• Given task
Restate all of the entries exactly, dropping any pictures they hold.

(Collected data)
........

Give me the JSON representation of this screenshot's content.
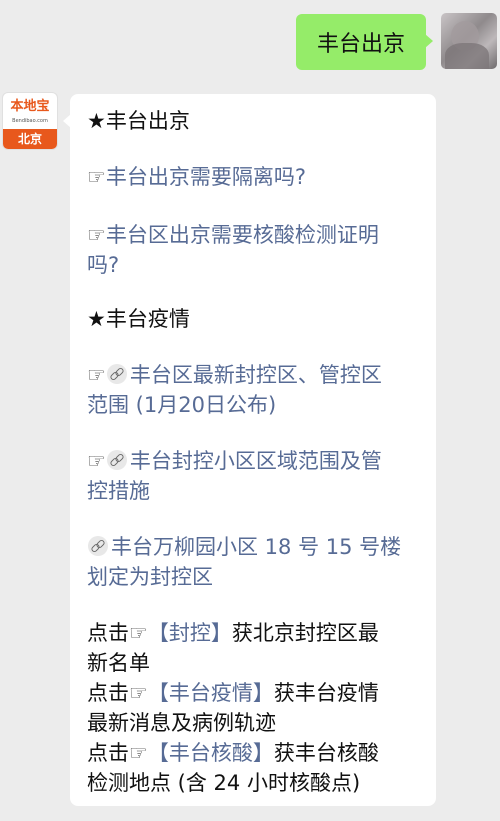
{
  "user_message": {
    "text": "丰台出京"
  },
  "bot": {
    "logo_name": "本地宝",
    "logo_url": "Bendibao.com",
    "logo_city": "北京"
  },
  "reply": {
    "section1_title": "★丰台出京",
    "link1": "丰台出京需要隔离吗?",
    "link2_line1": "丰台区出京需要核酸检测证明",
    "link2_line2": "吗?",
    "section2_title": "★丰台疫情",
    "link3_line1": "丰台区最新封控区、管控区",
    "link3_line2": "范围 (1月20日公布)",
    "link4_line1": "丰台封控小区区域范围及管",
    "link4_line2": "控措施",
    "link5_line1": "丰台万柳园小区 18 号 15 号楼",
    "link5_line2": "划定为封控区",
    "cta1_prefix": "点击",
    "cta1_keyword": "【封控】",
    "cta1_suffix": "获北京封控区最",
    "cta1_line2": "新名单",
    "cta2_prefix": "点击",
    "cta2_keyword": "【丰台疫情】",
    "cta2_suffix": "获丰台疫情",
    "cta2_line2": "最新消息及病例轨迹",
    "cta3_prefix": "点击",
    "cta3_keyword": "【丰台核酸】",
    "cta3_suffix": "获丰台核酸",
    "cta3_line2": "检测地点 (含 24 小时核酸点)"
  },
  "icons": {
    "pointing_hand": "☞",
    "link_chain": "link-icon"
  },
  "colors": {
    "user_bubble": "#95ec69",
    "link": "#576b95",
    "background": "#ececec",
    "brand": "#e8581c"
  }
}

........

• Complete response
Give me the JSON representation of this screenshot's content.
{
  "user_message": {
    "text": "丰台出京"
  },
  "bot": {
    "logo_name": "本地宝",
    "logo_url": "Bendibao.com",
    "logo_city": "北京"
  },
  "reply": {
    "section1_title": "★丰台出京",
    "link1": "丰台出京需要隔离吗?",
    "link2_line1": "丰台区出京需要核酸检测证明",
    "link2_line2": "吗?",
    "section2_title": "★丰台疫情",
    "link3_line1": "丰台区最新封控区、管控区",
    "link3_line2": "范围 (1月20日公布)",
    "link4_line1": "丰台封控小区区域范围及管",
    "link4_line2": "控措施",
    "link5_line1": "丰台万柳园小区 18 号 15 号楼",
    "link5_line2": "划定为封控区",
    "cta1_prefix": "点击",
    "cta1_keyword": "【封控】",
    "cta1_suffix": "获北京封控区最",
    "cta1_line2": "新名单",
    "cta2_prefix": "点击",
    "cta2_keyword": "【丰台疫情】",
    "cta2_suffix": "获丰台疫情",
    "cta2_line2": "最新消息及病例轨迹",
    "cta3_prefix": "点击",
    "cta3_keyword": "【丰台核酸】",
    "cta3_suffix": "获丰台核酸",
    "cta3_line2": "检测地点 (含 24 小时核酸点)"
  },
  "icons": {
    "pointing_hand": "☞",
    "link_chain": "link-icon"
  },
  "colors": {
    "user_bubble": "#95ec69",
    "link": "#576b95",
    "background": "#ececec",
    "brand": "#e8581c"
  }
}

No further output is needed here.